Work required:
In the entries below, identify every line with the string "Итого" and copy it.

Records:
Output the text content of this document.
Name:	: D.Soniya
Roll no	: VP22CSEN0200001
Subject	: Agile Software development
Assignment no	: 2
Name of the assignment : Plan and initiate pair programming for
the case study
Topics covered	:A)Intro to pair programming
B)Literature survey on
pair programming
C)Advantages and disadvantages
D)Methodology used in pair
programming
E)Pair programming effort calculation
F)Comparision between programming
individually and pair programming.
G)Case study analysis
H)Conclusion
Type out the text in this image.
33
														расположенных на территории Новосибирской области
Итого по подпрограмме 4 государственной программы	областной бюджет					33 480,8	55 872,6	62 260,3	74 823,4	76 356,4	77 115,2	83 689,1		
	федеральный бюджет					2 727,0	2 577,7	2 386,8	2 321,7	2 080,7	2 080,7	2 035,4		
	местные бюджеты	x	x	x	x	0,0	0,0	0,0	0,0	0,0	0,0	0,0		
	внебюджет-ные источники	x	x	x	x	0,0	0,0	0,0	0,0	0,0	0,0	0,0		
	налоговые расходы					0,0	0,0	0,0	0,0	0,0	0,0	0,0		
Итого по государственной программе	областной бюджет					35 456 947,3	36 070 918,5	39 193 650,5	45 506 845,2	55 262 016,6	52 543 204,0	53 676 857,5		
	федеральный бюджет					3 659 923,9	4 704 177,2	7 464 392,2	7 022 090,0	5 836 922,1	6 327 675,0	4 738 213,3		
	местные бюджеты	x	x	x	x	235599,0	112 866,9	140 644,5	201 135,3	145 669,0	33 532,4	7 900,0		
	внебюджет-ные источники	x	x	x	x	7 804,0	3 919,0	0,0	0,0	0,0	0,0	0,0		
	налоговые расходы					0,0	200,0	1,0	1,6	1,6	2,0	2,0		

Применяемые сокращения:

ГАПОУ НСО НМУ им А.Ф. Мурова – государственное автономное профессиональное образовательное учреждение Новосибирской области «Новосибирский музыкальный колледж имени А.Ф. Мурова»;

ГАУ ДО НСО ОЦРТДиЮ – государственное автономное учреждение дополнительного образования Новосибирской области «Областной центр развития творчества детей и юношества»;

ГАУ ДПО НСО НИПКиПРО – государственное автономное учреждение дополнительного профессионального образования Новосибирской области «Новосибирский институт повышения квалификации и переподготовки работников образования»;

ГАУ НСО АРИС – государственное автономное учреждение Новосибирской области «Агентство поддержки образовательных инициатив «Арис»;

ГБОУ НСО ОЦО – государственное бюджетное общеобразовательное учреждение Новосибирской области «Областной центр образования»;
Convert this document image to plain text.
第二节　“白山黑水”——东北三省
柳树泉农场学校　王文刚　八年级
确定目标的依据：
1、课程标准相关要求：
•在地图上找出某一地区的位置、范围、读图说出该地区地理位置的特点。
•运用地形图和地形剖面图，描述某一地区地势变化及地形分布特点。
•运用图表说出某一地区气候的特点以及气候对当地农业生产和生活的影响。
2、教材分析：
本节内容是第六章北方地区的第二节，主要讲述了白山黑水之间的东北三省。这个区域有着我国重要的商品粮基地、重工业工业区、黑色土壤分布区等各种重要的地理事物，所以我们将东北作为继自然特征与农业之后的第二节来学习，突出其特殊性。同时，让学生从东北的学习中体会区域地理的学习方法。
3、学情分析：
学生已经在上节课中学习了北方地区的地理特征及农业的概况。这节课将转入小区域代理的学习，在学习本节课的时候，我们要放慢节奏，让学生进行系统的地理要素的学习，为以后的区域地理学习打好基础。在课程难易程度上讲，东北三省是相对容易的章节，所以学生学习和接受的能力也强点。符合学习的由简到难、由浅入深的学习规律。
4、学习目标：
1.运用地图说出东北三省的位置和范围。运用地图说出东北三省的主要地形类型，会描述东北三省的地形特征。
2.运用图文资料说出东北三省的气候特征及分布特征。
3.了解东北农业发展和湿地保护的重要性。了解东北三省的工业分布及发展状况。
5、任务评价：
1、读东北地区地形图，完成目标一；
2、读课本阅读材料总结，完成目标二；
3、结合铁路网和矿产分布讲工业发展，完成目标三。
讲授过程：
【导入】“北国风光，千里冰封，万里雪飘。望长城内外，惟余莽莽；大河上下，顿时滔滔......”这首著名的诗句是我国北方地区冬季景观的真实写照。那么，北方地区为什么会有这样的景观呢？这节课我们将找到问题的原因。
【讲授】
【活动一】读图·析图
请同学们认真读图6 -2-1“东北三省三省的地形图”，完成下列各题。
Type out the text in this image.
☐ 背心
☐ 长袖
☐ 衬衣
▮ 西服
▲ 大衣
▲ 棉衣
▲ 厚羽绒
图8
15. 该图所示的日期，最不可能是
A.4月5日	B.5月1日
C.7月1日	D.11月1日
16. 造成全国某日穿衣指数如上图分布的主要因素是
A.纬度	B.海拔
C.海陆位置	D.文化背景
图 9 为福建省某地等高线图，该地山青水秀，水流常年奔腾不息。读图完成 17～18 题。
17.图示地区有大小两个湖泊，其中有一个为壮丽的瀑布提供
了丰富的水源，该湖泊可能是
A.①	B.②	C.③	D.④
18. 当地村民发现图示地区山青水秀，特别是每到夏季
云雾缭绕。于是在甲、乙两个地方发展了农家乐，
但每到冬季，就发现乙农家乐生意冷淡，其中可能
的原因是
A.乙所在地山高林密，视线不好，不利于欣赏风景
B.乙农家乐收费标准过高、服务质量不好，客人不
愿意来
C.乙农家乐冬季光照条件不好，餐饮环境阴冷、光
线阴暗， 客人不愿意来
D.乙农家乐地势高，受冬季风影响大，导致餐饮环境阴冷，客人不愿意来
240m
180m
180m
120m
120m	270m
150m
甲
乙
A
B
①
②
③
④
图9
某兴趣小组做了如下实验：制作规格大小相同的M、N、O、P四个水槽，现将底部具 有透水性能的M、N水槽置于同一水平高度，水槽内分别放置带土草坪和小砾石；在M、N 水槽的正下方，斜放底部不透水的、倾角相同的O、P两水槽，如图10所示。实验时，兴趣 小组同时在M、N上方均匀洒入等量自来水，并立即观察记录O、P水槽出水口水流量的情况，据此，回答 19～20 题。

The completed task:
Итого по подпрограмме 4 государственной программы	областной бюджет					33 480,8	55 872,6	62 260,3	74 823,4	76 356,4	77 115,2	83 689,1		
Итого по государственной программе	областной бюджет					35 456 947,3	36 070 918,5	39 193 650,5	45 506 845,2	55 262 016,6	52 543 204,0	53 676 857,5		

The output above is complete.